═════ RECORD EXTRACTS ═════

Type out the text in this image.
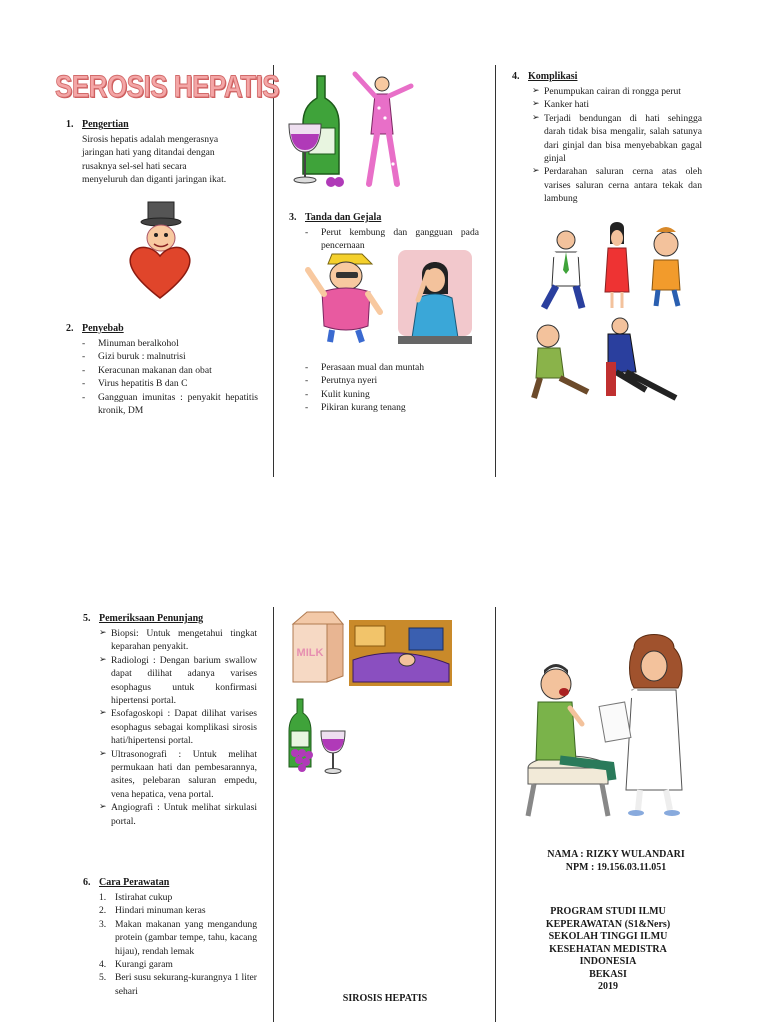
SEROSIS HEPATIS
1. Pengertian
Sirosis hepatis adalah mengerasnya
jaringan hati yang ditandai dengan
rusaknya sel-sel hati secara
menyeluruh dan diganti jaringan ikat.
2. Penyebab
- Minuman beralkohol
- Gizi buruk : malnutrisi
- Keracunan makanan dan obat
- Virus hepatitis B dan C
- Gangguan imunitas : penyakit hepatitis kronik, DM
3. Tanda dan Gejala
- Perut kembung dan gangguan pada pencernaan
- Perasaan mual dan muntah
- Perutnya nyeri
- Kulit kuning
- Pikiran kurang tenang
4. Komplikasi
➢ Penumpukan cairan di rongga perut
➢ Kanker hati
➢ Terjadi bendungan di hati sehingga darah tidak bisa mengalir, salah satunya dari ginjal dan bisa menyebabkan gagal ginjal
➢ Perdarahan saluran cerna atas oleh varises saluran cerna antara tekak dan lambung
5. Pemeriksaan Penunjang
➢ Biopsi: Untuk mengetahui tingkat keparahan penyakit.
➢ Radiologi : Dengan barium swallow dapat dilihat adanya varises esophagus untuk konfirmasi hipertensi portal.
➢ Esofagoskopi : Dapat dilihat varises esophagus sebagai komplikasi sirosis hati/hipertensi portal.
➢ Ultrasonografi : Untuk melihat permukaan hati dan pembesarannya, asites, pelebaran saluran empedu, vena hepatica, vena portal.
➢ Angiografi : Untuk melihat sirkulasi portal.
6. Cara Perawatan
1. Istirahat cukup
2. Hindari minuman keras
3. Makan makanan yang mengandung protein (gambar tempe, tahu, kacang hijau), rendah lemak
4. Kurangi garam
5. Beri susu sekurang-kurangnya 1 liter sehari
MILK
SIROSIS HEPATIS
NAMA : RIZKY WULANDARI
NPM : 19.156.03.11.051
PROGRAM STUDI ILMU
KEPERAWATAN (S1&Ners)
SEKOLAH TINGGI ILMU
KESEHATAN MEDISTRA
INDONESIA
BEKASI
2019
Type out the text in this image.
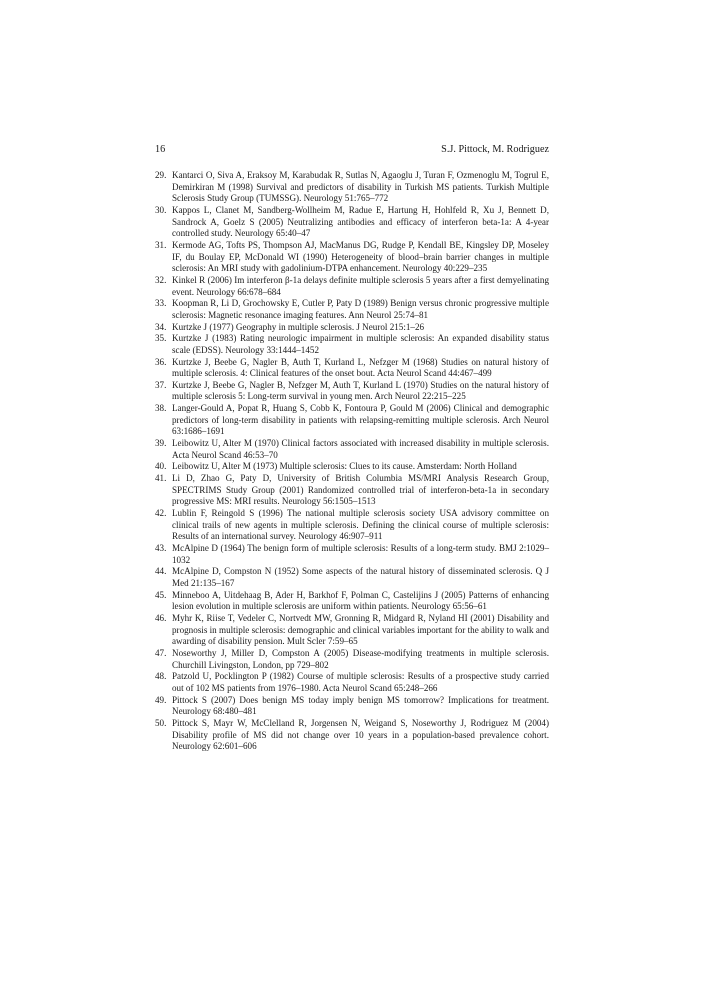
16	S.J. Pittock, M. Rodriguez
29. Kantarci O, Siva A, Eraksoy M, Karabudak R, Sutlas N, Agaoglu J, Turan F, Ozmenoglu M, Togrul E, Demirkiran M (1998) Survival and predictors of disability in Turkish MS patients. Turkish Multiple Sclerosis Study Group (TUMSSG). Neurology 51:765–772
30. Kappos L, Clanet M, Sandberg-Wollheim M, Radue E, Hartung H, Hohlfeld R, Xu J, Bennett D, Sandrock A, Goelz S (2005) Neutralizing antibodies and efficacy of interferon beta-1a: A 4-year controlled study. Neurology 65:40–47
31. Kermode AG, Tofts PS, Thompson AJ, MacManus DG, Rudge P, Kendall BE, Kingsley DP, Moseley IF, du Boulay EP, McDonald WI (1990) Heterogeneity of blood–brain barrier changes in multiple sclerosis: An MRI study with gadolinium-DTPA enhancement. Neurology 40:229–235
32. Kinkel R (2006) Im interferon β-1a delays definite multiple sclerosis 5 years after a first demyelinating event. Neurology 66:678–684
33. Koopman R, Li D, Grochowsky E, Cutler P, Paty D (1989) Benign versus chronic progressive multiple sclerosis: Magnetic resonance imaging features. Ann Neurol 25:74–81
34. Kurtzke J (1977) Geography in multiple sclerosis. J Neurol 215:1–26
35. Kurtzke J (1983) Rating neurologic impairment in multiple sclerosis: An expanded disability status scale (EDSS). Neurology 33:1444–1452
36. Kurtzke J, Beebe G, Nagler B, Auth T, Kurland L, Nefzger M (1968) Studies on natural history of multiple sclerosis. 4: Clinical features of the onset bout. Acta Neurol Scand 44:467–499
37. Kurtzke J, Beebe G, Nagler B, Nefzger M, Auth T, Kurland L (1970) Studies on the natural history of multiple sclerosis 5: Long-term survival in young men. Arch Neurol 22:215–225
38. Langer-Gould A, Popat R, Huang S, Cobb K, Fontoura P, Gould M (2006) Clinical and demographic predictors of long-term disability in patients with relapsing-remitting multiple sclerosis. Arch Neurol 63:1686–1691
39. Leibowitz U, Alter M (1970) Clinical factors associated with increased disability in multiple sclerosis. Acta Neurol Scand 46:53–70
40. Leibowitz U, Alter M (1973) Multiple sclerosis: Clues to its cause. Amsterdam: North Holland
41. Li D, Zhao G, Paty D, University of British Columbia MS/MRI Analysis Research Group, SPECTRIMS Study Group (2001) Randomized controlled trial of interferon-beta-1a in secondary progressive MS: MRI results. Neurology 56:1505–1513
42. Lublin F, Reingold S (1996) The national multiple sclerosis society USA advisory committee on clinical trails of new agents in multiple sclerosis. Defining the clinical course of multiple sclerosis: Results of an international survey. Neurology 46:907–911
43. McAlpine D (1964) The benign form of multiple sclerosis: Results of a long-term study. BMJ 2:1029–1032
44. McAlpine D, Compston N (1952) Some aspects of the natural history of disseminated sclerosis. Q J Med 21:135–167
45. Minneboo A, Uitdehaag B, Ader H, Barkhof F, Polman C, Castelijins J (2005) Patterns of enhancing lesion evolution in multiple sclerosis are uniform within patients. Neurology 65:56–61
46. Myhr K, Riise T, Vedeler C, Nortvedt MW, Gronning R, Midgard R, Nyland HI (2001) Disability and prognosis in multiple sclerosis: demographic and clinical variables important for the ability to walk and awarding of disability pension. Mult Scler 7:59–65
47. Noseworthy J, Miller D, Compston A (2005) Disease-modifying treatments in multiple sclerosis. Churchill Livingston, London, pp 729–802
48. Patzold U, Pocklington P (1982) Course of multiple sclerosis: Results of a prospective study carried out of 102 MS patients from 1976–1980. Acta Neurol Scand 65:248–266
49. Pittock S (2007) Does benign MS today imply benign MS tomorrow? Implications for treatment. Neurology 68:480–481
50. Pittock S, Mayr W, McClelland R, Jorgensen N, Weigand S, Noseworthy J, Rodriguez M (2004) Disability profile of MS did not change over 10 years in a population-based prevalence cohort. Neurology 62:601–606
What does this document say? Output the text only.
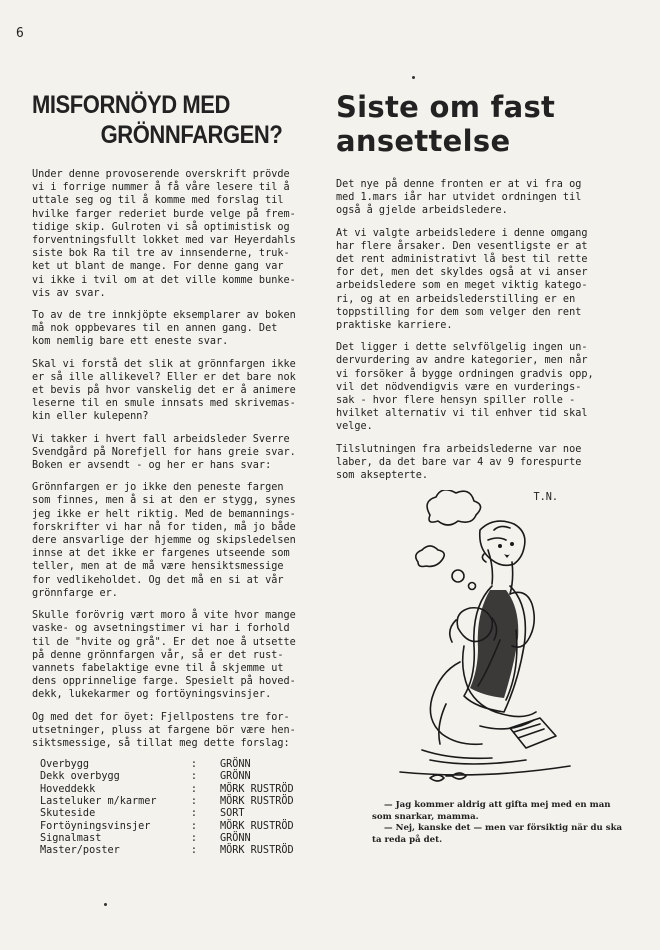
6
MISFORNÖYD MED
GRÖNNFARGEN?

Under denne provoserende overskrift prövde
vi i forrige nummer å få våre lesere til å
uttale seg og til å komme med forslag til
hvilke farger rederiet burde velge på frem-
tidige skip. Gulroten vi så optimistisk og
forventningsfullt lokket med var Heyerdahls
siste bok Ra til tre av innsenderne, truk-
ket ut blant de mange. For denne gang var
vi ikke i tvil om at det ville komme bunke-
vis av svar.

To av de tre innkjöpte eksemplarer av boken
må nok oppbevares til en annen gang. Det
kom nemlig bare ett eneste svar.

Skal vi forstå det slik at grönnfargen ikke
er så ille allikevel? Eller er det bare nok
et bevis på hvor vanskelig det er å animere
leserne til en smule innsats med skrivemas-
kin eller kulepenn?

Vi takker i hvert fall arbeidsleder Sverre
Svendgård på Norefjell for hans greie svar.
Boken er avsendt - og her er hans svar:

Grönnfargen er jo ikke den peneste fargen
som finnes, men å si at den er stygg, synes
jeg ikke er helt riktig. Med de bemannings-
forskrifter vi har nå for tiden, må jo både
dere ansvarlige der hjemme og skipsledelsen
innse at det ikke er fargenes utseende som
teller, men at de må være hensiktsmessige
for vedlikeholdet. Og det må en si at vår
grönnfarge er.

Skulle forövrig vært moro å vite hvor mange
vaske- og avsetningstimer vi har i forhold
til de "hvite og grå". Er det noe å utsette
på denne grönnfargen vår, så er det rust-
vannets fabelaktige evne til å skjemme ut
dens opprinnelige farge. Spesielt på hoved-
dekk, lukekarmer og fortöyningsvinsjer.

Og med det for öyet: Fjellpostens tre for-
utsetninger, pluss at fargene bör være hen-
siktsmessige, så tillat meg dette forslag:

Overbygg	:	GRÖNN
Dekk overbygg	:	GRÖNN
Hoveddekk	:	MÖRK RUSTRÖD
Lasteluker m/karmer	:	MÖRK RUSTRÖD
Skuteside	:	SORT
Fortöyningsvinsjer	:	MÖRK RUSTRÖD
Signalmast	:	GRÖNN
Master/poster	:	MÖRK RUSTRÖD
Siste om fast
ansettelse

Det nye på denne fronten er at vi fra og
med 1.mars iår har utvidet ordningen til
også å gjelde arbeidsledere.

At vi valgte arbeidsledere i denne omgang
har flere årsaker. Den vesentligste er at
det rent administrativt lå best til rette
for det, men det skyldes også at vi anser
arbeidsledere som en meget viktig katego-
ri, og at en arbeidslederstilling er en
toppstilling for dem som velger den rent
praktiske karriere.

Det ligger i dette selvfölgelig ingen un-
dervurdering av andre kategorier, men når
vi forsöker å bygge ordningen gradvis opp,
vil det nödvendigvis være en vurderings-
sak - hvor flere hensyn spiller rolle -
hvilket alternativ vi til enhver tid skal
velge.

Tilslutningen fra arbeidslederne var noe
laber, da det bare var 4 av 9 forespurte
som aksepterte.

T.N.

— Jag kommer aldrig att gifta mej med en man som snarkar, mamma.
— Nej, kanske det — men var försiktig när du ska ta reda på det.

═════

*DIRECTIONS FOR THIS TASK*: Copy out the lines above that hold the string "makanan".

*REPLY TO THE TASK*:
- Keracunan makanan dan obat
3. Makan makanan yang mengandung protein (gambar tempe, tahu, kacang hijau), rendah lemak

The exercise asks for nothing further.